- [WHAT YOU NEED TO DO]: How many of the lines below hold the word "title"? Answer only with the number.

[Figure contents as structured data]
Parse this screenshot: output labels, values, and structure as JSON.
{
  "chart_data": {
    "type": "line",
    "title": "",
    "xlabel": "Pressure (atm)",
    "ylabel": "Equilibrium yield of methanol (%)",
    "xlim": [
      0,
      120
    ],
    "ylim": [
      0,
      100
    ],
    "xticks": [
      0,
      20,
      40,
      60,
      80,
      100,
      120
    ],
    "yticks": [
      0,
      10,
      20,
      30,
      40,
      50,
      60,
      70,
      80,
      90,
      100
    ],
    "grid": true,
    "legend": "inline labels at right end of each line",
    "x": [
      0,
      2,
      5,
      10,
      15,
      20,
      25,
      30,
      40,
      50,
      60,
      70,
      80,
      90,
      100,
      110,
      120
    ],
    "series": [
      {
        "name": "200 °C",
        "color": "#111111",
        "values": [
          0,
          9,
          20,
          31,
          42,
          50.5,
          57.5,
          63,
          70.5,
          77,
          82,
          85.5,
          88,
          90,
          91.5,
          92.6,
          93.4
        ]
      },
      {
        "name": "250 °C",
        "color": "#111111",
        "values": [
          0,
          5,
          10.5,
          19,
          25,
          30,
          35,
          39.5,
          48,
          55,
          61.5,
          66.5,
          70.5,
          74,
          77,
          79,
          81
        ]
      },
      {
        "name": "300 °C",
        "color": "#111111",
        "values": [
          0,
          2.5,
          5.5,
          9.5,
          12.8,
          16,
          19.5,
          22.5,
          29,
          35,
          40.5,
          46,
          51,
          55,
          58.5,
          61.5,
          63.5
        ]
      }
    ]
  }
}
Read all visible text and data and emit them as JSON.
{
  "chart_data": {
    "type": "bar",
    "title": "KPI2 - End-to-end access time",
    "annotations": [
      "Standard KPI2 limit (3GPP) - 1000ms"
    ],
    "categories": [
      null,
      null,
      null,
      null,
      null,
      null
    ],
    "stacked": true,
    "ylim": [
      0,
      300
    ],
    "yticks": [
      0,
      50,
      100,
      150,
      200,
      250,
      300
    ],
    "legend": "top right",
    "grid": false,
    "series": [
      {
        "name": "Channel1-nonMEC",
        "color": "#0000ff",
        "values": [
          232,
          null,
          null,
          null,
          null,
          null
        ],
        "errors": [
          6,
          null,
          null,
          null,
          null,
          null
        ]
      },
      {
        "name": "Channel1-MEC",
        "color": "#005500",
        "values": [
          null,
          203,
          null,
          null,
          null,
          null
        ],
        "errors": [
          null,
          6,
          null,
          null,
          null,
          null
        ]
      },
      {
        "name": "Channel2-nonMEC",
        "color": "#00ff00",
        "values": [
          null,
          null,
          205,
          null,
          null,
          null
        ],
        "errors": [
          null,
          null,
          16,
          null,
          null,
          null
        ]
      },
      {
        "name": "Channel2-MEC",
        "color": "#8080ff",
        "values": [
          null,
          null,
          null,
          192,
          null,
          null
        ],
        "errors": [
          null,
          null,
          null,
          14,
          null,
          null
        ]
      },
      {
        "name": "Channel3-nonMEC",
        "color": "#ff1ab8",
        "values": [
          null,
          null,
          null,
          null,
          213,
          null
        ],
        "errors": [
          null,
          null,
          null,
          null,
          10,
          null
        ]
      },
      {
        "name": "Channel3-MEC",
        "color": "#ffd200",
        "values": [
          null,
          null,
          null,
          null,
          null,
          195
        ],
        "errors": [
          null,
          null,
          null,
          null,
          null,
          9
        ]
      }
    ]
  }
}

- [RESPONSE TO THIS EXERCISE]: 2